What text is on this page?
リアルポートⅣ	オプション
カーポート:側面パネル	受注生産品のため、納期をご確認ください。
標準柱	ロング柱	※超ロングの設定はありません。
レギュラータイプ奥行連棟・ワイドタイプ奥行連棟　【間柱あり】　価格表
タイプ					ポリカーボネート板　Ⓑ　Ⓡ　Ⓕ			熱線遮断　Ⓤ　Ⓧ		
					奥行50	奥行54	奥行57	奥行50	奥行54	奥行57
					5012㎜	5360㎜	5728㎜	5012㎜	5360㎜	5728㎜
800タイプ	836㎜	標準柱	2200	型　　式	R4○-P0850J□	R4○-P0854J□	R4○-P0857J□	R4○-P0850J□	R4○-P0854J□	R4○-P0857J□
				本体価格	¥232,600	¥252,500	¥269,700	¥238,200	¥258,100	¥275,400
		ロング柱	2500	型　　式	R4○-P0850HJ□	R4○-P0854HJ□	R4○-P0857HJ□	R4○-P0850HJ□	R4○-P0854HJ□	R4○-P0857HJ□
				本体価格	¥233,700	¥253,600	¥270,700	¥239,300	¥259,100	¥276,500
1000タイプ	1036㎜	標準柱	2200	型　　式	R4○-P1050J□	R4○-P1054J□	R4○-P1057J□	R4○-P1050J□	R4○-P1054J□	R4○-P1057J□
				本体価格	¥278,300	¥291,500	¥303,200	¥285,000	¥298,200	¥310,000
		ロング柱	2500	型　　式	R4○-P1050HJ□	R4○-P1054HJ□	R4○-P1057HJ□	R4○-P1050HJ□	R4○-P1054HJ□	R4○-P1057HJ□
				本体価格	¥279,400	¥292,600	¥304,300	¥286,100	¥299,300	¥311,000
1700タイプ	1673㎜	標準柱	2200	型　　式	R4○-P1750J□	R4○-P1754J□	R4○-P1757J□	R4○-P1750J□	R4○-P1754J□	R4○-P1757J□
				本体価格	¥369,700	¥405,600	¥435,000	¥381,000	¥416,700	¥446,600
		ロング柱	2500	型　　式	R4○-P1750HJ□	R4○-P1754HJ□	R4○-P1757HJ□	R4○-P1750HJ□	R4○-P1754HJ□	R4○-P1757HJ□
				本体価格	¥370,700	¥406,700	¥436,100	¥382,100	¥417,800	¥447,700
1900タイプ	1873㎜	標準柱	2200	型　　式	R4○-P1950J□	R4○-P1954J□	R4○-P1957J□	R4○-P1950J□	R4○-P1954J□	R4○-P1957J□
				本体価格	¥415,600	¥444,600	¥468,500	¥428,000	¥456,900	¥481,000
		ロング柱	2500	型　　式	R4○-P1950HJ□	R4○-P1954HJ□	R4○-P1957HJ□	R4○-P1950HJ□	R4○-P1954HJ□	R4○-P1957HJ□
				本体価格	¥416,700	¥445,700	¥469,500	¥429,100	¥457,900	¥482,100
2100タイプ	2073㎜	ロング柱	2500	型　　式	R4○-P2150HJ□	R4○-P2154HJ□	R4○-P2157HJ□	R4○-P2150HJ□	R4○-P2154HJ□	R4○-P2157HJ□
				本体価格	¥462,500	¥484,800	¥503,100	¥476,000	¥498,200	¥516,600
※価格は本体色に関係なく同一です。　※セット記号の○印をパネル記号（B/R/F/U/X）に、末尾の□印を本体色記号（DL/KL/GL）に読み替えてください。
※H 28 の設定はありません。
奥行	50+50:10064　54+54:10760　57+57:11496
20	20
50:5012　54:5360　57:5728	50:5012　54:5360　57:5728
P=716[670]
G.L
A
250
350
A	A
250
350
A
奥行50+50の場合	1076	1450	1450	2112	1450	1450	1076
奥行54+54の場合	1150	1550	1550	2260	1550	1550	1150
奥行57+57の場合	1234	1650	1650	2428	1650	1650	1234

--

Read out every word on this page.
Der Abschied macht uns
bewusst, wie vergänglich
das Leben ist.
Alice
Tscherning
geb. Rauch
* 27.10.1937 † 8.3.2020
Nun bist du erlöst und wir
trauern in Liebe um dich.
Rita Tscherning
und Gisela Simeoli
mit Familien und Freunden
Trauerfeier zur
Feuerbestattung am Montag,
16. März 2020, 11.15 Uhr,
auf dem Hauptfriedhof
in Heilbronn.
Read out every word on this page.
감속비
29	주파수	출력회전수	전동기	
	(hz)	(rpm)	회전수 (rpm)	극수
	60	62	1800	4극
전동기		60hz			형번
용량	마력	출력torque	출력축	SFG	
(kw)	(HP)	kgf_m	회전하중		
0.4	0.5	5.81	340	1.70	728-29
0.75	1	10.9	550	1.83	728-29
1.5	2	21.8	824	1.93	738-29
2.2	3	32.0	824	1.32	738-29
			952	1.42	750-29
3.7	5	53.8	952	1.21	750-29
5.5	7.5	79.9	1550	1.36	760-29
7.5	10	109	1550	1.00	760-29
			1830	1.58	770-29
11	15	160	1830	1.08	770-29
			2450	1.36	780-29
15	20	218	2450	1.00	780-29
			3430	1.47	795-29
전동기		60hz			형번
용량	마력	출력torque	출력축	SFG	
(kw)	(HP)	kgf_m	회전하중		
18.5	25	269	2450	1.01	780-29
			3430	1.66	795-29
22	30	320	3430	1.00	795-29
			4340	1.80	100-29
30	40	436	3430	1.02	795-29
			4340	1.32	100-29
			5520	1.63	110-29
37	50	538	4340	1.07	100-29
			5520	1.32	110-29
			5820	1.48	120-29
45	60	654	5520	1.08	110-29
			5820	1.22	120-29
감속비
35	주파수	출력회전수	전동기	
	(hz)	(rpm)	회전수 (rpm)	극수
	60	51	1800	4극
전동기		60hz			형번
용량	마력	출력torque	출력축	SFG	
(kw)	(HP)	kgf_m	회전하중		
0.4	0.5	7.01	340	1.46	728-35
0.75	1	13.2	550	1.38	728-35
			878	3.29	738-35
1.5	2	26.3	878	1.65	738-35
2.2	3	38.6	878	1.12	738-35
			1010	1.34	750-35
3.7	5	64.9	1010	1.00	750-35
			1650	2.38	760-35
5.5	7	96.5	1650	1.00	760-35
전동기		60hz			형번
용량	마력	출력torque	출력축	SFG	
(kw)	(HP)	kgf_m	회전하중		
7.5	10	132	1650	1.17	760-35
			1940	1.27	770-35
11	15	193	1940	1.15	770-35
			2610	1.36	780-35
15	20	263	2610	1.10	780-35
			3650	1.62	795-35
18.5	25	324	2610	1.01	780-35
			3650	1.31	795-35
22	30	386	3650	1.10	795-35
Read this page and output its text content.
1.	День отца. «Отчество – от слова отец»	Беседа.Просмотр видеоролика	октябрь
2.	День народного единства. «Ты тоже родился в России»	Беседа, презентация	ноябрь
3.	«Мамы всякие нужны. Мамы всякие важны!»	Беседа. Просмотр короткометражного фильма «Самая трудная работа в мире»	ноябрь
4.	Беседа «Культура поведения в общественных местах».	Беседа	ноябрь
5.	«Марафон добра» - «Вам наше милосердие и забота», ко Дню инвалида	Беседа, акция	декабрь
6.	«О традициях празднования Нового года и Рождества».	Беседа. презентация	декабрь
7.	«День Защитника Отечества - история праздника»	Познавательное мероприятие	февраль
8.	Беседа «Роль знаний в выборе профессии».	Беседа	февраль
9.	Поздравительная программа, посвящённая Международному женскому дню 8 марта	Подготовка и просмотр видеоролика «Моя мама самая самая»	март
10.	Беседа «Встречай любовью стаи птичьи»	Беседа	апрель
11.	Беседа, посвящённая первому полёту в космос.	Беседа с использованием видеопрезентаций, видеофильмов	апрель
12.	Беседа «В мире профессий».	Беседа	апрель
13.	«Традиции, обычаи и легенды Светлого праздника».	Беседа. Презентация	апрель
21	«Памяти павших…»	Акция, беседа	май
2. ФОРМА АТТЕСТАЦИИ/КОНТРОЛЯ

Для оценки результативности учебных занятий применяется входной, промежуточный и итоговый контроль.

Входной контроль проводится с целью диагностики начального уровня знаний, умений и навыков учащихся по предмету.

...

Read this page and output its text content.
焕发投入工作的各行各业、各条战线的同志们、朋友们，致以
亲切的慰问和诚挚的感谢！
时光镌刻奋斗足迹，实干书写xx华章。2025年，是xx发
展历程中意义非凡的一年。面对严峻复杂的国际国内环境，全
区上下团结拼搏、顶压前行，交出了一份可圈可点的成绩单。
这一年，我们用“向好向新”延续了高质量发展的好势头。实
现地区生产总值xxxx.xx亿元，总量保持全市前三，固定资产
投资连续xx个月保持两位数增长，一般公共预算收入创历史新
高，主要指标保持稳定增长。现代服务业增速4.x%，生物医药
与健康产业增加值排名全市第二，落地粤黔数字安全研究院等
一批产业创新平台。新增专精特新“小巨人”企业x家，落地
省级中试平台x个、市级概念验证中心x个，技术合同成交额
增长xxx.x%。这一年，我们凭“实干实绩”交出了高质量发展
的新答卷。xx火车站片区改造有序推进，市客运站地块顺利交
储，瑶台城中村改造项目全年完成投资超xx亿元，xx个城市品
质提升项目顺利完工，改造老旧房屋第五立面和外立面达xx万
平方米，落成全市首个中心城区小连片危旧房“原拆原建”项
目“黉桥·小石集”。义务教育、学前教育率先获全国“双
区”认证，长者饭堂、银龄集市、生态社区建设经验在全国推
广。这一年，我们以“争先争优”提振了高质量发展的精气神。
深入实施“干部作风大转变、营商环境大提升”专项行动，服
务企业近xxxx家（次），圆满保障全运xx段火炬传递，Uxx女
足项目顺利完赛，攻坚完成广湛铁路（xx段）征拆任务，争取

Directions: Which lines hold the string "контроль"? Copy all of them from the data above.

Response:
Для оценки результативности учебных занятий применяется входной, промежуточный и итоговый контроль.
Входной контроль проводится с целью диагностики начального уровня знаний, умений и навыков учащихся по предмету.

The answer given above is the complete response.